Whenever a line in the entries below contains "souche", copy that line.

((

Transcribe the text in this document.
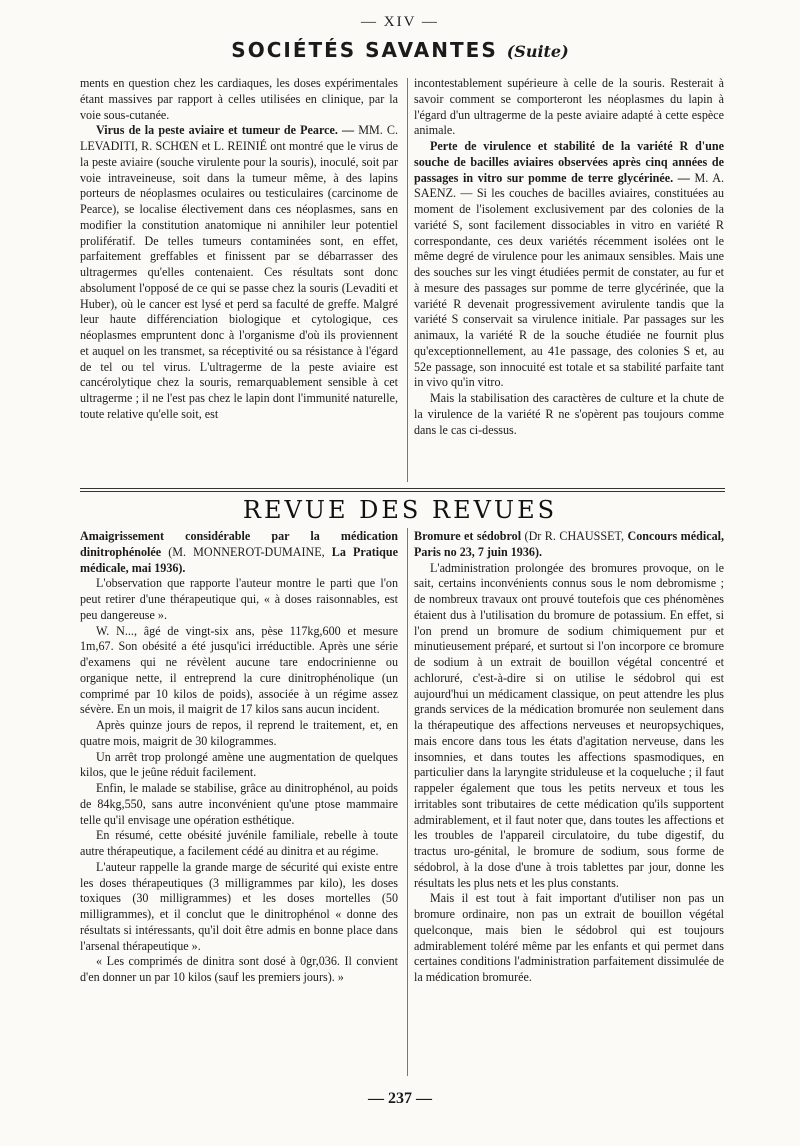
— XIV —
SOCIÉTÉS SAVANTES (Suite)

ments en question chez les cardiaques, les doses expérimentales étant massives par rapport à celles utilisées en clinique, par la voie sous-cutanée.

Virus de la peste aviaire et tumeur de Pearce. — MM. C. LEVADITI, R. SCHŒN et L. REINIÉ ont montré que le virus de la peste aviaire (souche virulente pour la souris), inoculé, soit par voie intraveineuse, soit dans la tumeur même, à des lapins porteurs de néoplasmes oculaires ou testiculaires (carcinome de Pearce), se localise électivement dans ces néoplasmes, sans en modifier la constitution anatomique ni annihiler leur potentiel prolifératif. De telles tumeurs contaminées sont, en effet, parfaitement greffables et finissent par se débarrasser des ultragermes qu'elles contenaient. Ces résultats sont donc absolument l'opposé de ce qui se passe chez la souris (Levaditi et Huber), où le cancer est lysé et perd sa faculté de greffe. Malgré leur haute différenciation biologique et cytologique, ces néoplasmes empruntent donc à l'organisme d'où ils proviennent et auquel on les transmet, sa réceptivité ou sa résistance à l'égard de tel ou tel virus. L'ultragerme de la peste aviaire est cancérolytique chez la souris, remarquablement sensible à cet ultragerme ; il ne l'est pas chez le lapin dont l'immunité naturelle, toute relative qu'elle soit, est

incontestablement supérieure à celle de la souris. Resterait à savoir comment se comporteront les néoplasmes du lapin à l'égard d'un ultragerme de la peste aviaire adapté à cette espèce animale.

Perte de virulence et stabilité de la variété R d'une souche de bacilles aviaires observées après cinq années de passages in vitro sur pomme de terre glycérinée. — M. A. SAENZ. — Si les couches de bacilles aviaires, constituées au moment de l'isolement exclusivement par des colonies de la variété S, sont facilement dissociables in vitro en variété R correspondante, ces deux variétés récemment isolées ont le même degré de virulence pour les animaux sensibles. Mais une des souches sur les vingt étudiées permit de constater, au fur et à mesure des passages sur pomme de terre glycérinée, que la variété R devenait progressivement avirulente tandis que la variété S conservait sa virulence initiale. Par passages sur les animaux, la variété R de la souche étudiée ne fournit plus qu'exceptionnellement, au 41e passage, des colonies S et, au 52e passage, son innocuité est totale et sa stabilité parfaite tant in vivo qu'in vitro.

Mais la stabilisation des caractères de culture et la chute de la virulence de la variété R ne s'opèrent pas toujours comme dans le cas ci-dessus.

REVUE DES REVUES

Amaigrissement considérable par la médication dinitrophénolée (M. MONNEROT-DUMAINE, La Pratique médicale, mai 1936).

L'observation que rapporte l'auteur montre le parti que l'on peut retirer d'une thérapeutique qui, « à doses raisonnables, est peu dangereuse ».

W. N..., âgé de vingt-six ans, pèse 117kg,600 et mesure 1m,67. Son obésité a été jusqu'ici irréductible. Après une série d'examens qui ne révèlent aucune tare endocrinienne ou organique nette, il entreprend la cure dinitrophénolique (un comprimé par 10 kilos de poids), associée à un régime assez sévère. En un mois, il maigrit de 17 kilos sans aucun incident.

Après quinze jours de repos, il reprend le traitement, et, en quatre mois, maigrit de 30 kilogrammes.

Un arrêt trop prolongé amène une augmentation de quelques kilos, que le jeûne réduit facilement.

Enfin, le malade se stabilise, grâce au dinitrophénol, au poids de 84kg,550, sans autre inconvénient qu'une ptose mammaire telle qu'il envisage une opération esthétique.

En résumé, cette obésité juvénile familiale, rebelle à toute autre thérapeutique, a facilement cédé au dinitra et au régime.

L'auteur rappelle la grande marge de sécurité qui existe entre les doses thérapeutiques (3 milligrammes par kilo), les doses toxiques (30 milligrammes) et les doses mortelles (50 milligrammes), et il conclut que le dinitrophénol « donne des résultats si intéressants, qu'il doit être admis en bonne place dans l'arsenal thérapeutique ».

« Les comprimés de dinitra sont dosé à 0gr,036. Il convient d'en donner un par 10 kilos (sauf les premiers jours). »

Bromure et sédobrol (Dr R. CHAUSSET, Concours médical, Paris no 23, 7 juin 1936).

L'administration prolongée des bromures provoque, on le sait, certains inconvénients connus sous le nom debromisme ; de nombreux travaux ont prouvé toutefois que ces phénomènes étaient dus à l'utilisation du bromure de potassium. En effet, si l'on prend un bromure de sodium chimiquement pur et minutieusement préparé, et surtout si l'on incorpore ce bromure de sodium à un extrait de bouillon végétal concentré et achloruré, c'est-à-dire si on utilise le sédobrol qui est aujourd'hui un médicament classique, on peut attendre les plus grands services de la médication bromurée non seulement dans la thérapeutique des affections nerveuses et neuropsychiques, mais encore dans tous les états d'agitation nerveuse, dans les insomnies, et dans toutes les affections spasmodiques, en particulier dans la laryngite striduleuse et la coqueluche ; il faut rappeler également que tous les petits nerveux et tous les irritables sont tributaires de cette médication qu'ils supportent admirablement, et il faut noter que, dans toutes les affections et les troubles de l'appareil circulatoire, du tube digestif, du tractus uro-génital, le bromure de sodium, sous forme de sédobrol, à la dose d'une à trois tablettes par jour, donne les résultats les plus nets et les plus constants.

Mais il est tout à fait important d'utiliser non pas un bromure ordinaire, non pas un extrait de bouillon végétal quelconque, mais bien le sédobrol qui est toujours admirablement toléré même par les enfants et qui permet dans certaines conditions l'administration parfaitement dissimulée de la médication bromurée.

— 237 —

))

• **RESPONSE TO THIS TASK**:
Virus de la peste aviaire et tumeur de Pearce. — MM. C. LEVADITI, R. SCHŒN et L. REINIÉ ont montré que le virus de la peste aviaire (souche virulente pour la souris), inoculé, soit par voie intraveineuse, soit dans la tumeur même, à des lapins porteurs de néoplasmes oculaires ou testiculaires (carcinome de Pearce), se localise électivement dans ces néoplasmes, sans en modifier la constitution anatomique ni annihiler leur potentiel prolifératif. De telles tumeurs contaminées sont, en effet, parfaitement greffables et finissent par se débarrasser des ultragermes qu'elles contenaient. Ces résultats sont donc absolument l'opposé de ce qui se passe chez la souris (Levaditi et Huber), où le cancer est lysé et perd sa faculté de greffe. Malgré leur haute différenciation biologique et cytologique, ces néoplasmes empruntent donc à l'organisme d'où ils proviennent et auquel on les transmet, sa réceptivité ou sa résistance à l'égard de tel ou tel virus. L'ultragerme de la peste aviaire est cancérolytique chez la souris, remarquablement sensible à cet ultragerme ; il ne l'est pas chez le lapin dont l'immunité naturelle, toute relative qu'elle soit, est
Perte de virulence et stabilité de la variété R d'une souche de bacilles aviaires observées après cinq années de passages in vitro sur pomme de terre glycérinée. — M. A. SAENZ. — Si les couches de bacilles aviaires, constituées au moment de l'isolement exclusivement par des colonies de la variété S, sont facilement dissociables in vitro en variété R correspondante, ces deux variétés récemment isolées ont le même degré de virulence pour les animaux sensibles. Mais une des souches sur les vingt étudiées permit de constater, au fur et à mesure des passages sur pomme de terre glycérinée, que la variété R devenait progressivement avirulente tandis que la variété S conservait sa virulence initiale. Par passages sur les animaux, la variété R de la souche étudiée ne fournit plus qu'exceptionnellement, au 41e passage, des colonies S et, au 52e passage, son innocuité est totale et sa stabilité parfaite tant in vivo qu'in vitro.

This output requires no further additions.